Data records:
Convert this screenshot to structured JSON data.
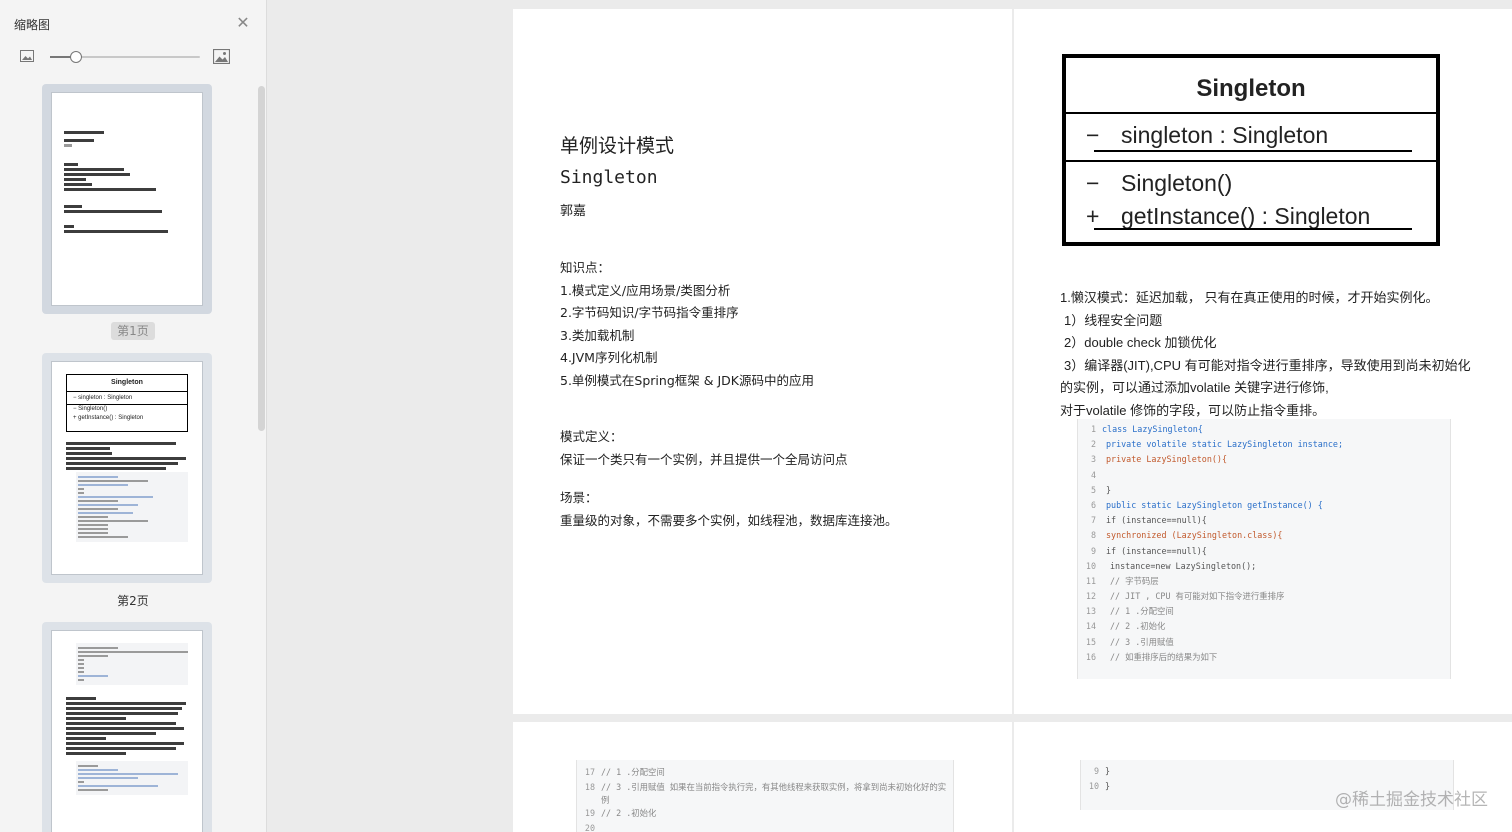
{
  "sidebar": {
    "title": "缩略图",
    "close_icon": "close-icon",
    "zoom": {
      "small_icon": "image-small-icon",
      "large_icon": "image-large-icon",
      "level": 0.17
    },
    "thumbnails": [
      {
        "label": "第1页",
        "selected": true
      },
      {
        "label": "第2页",
        "selected": false
      },
      {
        "label": "",
        "selected": false
      }
    ]
  },
  "page1": {
    "title": "单例设计模式",
    "subtitle": "Singleton",
    "author": "郭嘉",
    "kp_heading": "知识点：",
    "kp_items": [
      "1.模式定义/应用场景/类图分析",
      "2.字节码知识/字节码指令重排序",
      "3.类加载机制",
      "4.JVM序列化机制",
      "5.单例模式在Spring框架 & JDK源码中的应用"
    ],
    "def_heading": "模式定义：",
    "def_text": "保证一个类只有一个实例，并且提供一个全局访问点",
    "scene_heading": "场景：",
    "scene_text": "重量级的对象，不需要多个实例，如线程池，数据库连接池。"
  },
  "page2": {
    "uml": {
      "class_name": "Singleton",
      "field_vis": "−",
      "field": "singleton : Singleton",
      "m1_vis": "−",
      "m1": "Singleton()",
      "m2_vis": "+",
      "m2": "getInstance() : Singleton"
    },
    "lines": [
      "1.懒汉模式：延迟加载， 只有在真正使用的时候，才开始实例化。",
      "1）线程安全问题",
      "2）double check  加锁优化",
      "3）编译器(JIT),CPU 有可能对指令进行重排序，导致使用到尚未初始化",
      "的实例，可以通过添加volatile 关键字进行修饰,",
      "对于volatile 修饰的字段，可以防止指令重排。"
    ],
    "code": [
      {
        "n": "1",
        "t": "class LazySingleton{"
      },
      {
        "n": "2",
        "t": "private volatile static LazySingleton instance;"
      },
      {
        "n": "3",
        "t": "private LazySingleton(){"
      },
      {
        "n": "4",
        "t": ""
      },
      {
        "n": "5",
        "t": "}"
      },
      {
        "n": "6",
        "t": "public static LazySingleton getInstance() {"
      },
      {
        "n": "7",
        "t": "if (instance==null){"
      },
      {
        "n": "8",
        "t": "synchronized (LazySingleton.class){"
      },
      {
        "n": "9",
        "t": "if (instance==null){"
      },
      {
        "n": "10",
        "t": "instance=new LazySingleton();"
      },
      {
        "n": "11",
        "t": "// 字节码层"
      },
      {
        "n": "12",
        "t": "// JIT ,  CPU 有可能对如下指令进行重排序"
      },
      {
        "n": "13",
        "t": "// 1 .分配空间"
      },
      {
        "n": "14",
        "t": "// 2 .初始化"
      },
      {
        "n": "15",
        "t": "// 3 .引用赋值"
      },
      {
        "n": "16",
        "t": "// 如重排序后的结果为如下"
      }
    ]
  },
  "page3": {
    "code": [
      {
        "n": "17",
        "t": "// 1 .分配空间"
      },
      {
        "n": "18",
        "t": "// 3 .引用赋值 如果在当前指令执行完，有其他线程来获取实例，将拿到尚未初始化好的实例"
      },
      {
        "n": "19",
        "t": "// 2 .初始化"
      },
      {
        "n": "20",
        "t": ""
      }
    ]
  },
  "page4": {
    "code": [
      {
        "n": "9",
        "t": "}"
      },
      {
        "n": "10",
        "t": "}"
      }
    ]
  },
  "watermark": "@稀土掘金技术社区"
}
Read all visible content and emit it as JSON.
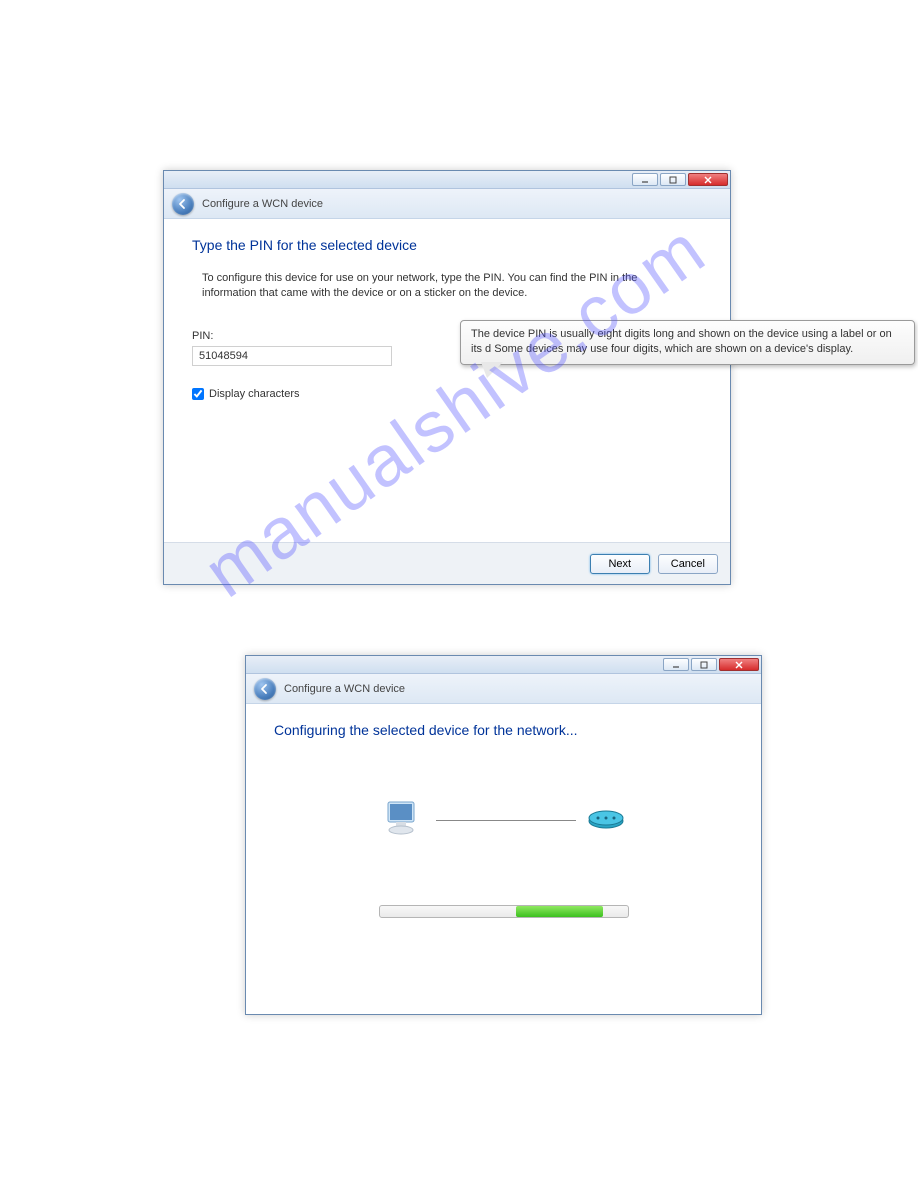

Problem statement >> Reproduce the records, all of them, word for word; omit the pictures.

Written reply >>
Convert this screenshot to structured JSON data.
{
  "sidebar": {
    "title": "缩略图",
    "close_icon": "close-icon",
    "zoom": {
      "small_icon": "image-small-icon",
      "large_icon": "image-large-icon",
      "level": 0.17
    },
    "thumbnails": [
      {
        "label": "第1页",
        "selected": true
      },
      {
        "label": "第2页",
        "selected": false
      },
      {
        "label": "",
        "selected": false
      }
    ]
  },
  "page1": {
    "title": "单例设计模式",
    "subtitle": "Singleton",
    "author": "郭嘉",
    "kp_heading": "知识点：",
    "kp_items": [
      "1.模式定义/应用场景/类图分析",
      "2.字节码知识/字节码指令重排序",
      "3.类加载机制",
      "4.JVM序列化机制",
      "5.单例模式在Spring框架 & JDK源码中的应用"
    ],
    "def_heading": "模式定义：",
    "def_text": "保证一个类只有一个实例，并且提供一个全局访问点",
    "scene_heading": "场景：",
    "scene_text": "重量级的对象，不需要多个实例，如线程池，数据库连接池。"
  },
  "page2": {
    "uml": {
      "class_name": "Singleton",
      "field_vis": "−",
      "field": "singleton : Singleton",
      "m1_vis": "−",
      "m1": "Singleton()",
      "m2_vis": "+",
      "m2": "getInstance() : Singleton"
    },
    "lines": [
      "1.懒汉模式：延迟加载， 只有在真正使用的时候，才开始实例化。",
      "1）线程安全问题",
      "2）double check  加锁优化",
      "3）编译器(JIT),CPU 有可能对指令进行重排序，导致使用到尚未初始化",
      "的实例，可以通过添加volatile 关键字进行修饰,",
      "对于volatile 修饰的字段，可以防止指令重排。"
    ],
    "code": [
      {
        "n": "1",
        "t": "class LazySingleton{"
      },
      {
        "n": "2",
        "t": "private volatile static LazySingleton instance;"
      },
      {
        "n": "3",
        "t": "private LazySingleton(){"
      },
      {
        "n": "4",
        "t": ""
      },
      {
        "n": "5",
        "t": "}"
      },
      {
        "n": "6",
        "t": "public static LazySingleton getInstance() {"
      },
      {
        "n": "7",
        "t": "if (instance==null){"
      },
      {
        "n": "8",
        "t": "synchronized (LazySingleton.class){"
      },
      {
        "n": "9",
        "t": "if (instance==null){"
      },
      {
        "n": "10",
        "t": "instance=new LazySingleton();"
      },
      {
        "n": "11",
        "t": "// 字节码层"
      },
      {
        "n": "12",
        "t": "// JIT ,  CPU 有可能对如下指令进行重排序"
      },
      {
        "n": "13",
        "t": "// 1 .分配空间"
      },
      {
        "n": "14",
        "t": "// 2 .初始化"
      },
      {
        "n": "15",
        "t": "// 3 .引用赋值"
      },
      {
        "n": "16",
        "t": "// 如重排序后的结果为如下"
      }
    ]
  },
  "page3": {
    "code": [
      {
        "n": "17",
        "t": "// 1 .分配空间"
      },
      {
        "n": "18",
        "t": "// 3 .引用赋值 如果在当前指令执行完，有其他线程来获取实例，将拿到尚未初始化好的实例"
      },
      {
        "n": "19",
        "t": "// 2 .初始化"
      },
      {
        "n": "20",
        "t": ""
      }
    ]
  },
  "page4": {
    "code": [
      {
        "n": "9",
        "t": "}"
      },
      {
        "n": "10",
        "t": "}"
      }
    ]
  },
  "watermark": "@稀土掘金技术社区"
}
Read all visible content and emit it as JSON.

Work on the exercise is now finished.